→ **SUPPLIED TEXT**
Meta pauses employee activity monitoring after ‘high-priority security’ incident
Meta rolled out Model Capability Initiative (MCI) in April to monitor the employees’ digital activity
Meta in a recent development has decided to hit a pause on the employee activity monitoring program driven by the internal mouse-tracking tool over data security concerns.
The announcement comes as the parent company of Facebook and Instagram came across disturbing revelations during the security review. As reported by Reuters, the sensitive employee data gathered by mouse-tracking was accessible to all Meta staffers, thereby sparking the growing fears of privacy risks.
Meta launched this tracking tool named Model Capability Initiative (MCI) in April to monitor the employees’ digital activity and interaction for AI models training.
The purpose of the tracking tool was to capture everything from mouse movements and clicks to navigating through menus to create AI capable of performing tasks autonomously.
Meta has confirmed the announcement of suspension but it is unclear for how long Meta is planning to halt the program.
According to company spokesperson Tracy Clayton, "We have carefully designed this program with privacy safeguards and while we have no indication at this time that any data was improperly accessed by Meta employees, we're pausing it while we investigate.”
The spokesperson said, the pause will not be materialized soon as it would take time to halt the program for everyone.

Structured page parsing data:
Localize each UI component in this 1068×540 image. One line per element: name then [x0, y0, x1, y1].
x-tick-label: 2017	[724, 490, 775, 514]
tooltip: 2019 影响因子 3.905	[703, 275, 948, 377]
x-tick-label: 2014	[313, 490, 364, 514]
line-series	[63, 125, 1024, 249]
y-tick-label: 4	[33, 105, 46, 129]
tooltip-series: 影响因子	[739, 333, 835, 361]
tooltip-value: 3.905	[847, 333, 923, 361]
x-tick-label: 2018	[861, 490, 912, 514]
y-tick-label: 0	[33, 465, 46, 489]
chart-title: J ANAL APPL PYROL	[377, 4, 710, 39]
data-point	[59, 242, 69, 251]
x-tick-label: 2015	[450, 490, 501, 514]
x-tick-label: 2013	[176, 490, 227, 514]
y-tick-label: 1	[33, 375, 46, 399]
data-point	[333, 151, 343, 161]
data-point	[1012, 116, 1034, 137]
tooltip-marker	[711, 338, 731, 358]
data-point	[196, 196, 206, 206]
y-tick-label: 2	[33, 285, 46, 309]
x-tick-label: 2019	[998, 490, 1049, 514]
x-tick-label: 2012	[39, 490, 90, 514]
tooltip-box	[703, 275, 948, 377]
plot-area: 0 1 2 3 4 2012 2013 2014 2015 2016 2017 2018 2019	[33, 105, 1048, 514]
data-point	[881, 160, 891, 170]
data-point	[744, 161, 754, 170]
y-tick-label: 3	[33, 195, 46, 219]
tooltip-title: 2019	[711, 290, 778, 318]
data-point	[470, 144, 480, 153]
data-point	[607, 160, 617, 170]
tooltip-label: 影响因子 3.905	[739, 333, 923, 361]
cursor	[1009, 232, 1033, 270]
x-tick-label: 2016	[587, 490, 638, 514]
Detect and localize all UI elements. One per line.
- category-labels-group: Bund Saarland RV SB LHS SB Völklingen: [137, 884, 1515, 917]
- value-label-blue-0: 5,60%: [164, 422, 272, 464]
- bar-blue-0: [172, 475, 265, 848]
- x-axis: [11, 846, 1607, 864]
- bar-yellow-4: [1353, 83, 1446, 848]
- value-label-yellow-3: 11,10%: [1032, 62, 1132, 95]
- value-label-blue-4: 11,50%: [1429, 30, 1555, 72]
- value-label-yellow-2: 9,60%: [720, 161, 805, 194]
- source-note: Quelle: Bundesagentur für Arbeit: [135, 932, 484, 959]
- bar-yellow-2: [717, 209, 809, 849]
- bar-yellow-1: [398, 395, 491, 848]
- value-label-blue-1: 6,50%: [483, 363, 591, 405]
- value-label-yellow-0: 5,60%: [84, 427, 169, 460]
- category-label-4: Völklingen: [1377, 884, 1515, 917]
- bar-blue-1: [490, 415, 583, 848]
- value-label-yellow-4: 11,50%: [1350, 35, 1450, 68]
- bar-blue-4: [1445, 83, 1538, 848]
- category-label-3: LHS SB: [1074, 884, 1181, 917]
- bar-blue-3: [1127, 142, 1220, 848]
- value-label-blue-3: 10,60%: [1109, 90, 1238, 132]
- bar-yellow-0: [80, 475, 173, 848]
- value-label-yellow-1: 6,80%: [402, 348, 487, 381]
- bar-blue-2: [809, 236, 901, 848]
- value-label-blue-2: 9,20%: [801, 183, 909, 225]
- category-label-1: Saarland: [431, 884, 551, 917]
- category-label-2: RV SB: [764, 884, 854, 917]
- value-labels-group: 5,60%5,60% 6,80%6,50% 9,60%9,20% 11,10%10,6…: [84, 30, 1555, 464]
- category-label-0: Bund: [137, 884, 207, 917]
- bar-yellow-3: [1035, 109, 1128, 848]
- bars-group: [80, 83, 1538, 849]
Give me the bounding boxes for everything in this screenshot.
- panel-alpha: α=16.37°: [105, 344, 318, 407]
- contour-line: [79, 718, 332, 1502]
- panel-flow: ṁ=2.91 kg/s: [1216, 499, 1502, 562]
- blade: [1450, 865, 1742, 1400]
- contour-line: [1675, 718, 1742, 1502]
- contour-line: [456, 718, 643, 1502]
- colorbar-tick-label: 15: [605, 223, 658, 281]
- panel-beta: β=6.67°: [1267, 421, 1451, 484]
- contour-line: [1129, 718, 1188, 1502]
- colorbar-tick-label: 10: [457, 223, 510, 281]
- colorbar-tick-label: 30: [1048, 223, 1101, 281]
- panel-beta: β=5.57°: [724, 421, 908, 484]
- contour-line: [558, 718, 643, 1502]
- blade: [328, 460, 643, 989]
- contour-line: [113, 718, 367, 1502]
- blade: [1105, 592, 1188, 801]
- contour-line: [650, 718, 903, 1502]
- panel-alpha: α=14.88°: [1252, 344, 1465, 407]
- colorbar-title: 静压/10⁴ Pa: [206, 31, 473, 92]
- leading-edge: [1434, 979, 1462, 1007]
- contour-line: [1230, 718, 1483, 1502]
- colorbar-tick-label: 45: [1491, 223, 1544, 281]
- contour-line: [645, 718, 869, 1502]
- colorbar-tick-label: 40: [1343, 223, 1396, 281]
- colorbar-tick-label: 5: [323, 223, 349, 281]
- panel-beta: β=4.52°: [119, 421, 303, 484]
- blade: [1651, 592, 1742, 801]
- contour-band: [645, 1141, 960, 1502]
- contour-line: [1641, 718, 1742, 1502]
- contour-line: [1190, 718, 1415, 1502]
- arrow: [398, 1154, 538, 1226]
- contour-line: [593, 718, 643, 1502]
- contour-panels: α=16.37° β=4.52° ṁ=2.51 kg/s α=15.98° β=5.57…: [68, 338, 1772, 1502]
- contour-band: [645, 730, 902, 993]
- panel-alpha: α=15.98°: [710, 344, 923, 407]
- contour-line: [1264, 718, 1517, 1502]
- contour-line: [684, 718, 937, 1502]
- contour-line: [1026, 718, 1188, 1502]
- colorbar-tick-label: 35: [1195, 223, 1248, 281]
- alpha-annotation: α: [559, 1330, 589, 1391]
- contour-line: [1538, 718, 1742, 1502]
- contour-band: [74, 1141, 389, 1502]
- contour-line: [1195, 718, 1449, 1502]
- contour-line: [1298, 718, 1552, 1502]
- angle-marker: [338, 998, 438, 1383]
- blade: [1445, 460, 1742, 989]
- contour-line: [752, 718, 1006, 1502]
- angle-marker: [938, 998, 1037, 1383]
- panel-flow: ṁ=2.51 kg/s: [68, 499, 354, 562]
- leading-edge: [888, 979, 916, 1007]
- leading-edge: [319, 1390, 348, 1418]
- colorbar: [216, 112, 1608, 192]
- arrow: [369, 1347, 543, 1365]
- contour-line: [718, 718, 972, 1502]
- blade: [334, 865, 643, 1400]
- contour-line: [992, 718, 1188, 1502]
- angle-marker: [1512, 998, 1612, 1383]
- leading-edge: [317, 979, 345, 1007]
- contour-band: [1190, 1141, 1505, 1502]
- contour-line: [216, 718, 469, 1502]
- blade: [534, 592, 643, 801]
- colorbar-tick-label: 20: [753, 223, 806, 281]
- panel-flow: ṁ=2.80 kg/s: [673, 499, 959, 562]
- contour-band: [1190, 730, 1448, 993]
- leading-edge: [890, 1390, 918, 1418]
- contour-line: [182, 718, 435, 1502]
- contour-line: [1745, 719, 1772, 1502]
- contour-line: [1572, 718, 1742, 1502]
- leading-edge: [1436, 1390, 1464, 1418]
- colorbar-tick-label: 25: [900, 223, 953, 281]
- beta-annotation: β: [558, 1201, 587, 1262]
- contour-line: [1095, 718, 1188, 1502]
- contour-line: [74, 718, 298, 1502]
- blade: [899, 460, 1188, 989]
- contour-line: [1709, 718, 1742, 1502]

→ **REQUIRED ACTION 1**
According to the article on Meta's employee monitoring pause, in what month did Meta launch the Model Capability Initiative?
→ **REQUIRED ACTION 2**
From the article on Meta's employee monitoring pause, output the passage that begins at the words "Meta has confirmed" and stops after the words "program for everyone.".
→ **REQUIRED ACTION 3**
Write the next part of the article on Meta's employee monitoring pause, picking up after its final sentence.
The items have no connection to the article on Meta's employee monitoring pause.

→ **EXPECTED OUTPUT 1**
April

→ **EXPECTED OUTPUT 2**
Meta has confirmed the announcement of suspension but it is unclear for how long Meta is planning to halt the program.
According to company spokesperson Tracy Clayton, "We have carefully designed this program with privacy safeguards and while we have no indication at this time that any data was improperly accessed by Meta employees, we're pausing it while we investigate.”
The spokesperson said, the pause will not be materialized soon as it would take time to halt the program for everyone.

→ **EXPECTED OUTPUT 3**
The decision of suspension follows a “high-priority security incident (SEV) report” filed by an employee regarding the exposure of sensitive internal data.
According to internal documentation, the data exposed encompass “full prompts and transcriptions, private conversations, people & performance data, DSS sensitivity ratings (1-4).”
"I have accessed both personal tax and medical information through my work computer, as have many thousands of employees. We were told this data would be protected and only used for valid business purposes after aggressive filtering," the employee wrote.
This incident comes after a May report by Reuters, which alleged that the program was gathering more comprehensive data than originally disclosed and storing it in an unencrypted format, fueling privacy concerns among staff.
In response to the SEV, internal discussions indicate that employees are urging an investigation into the security lapses.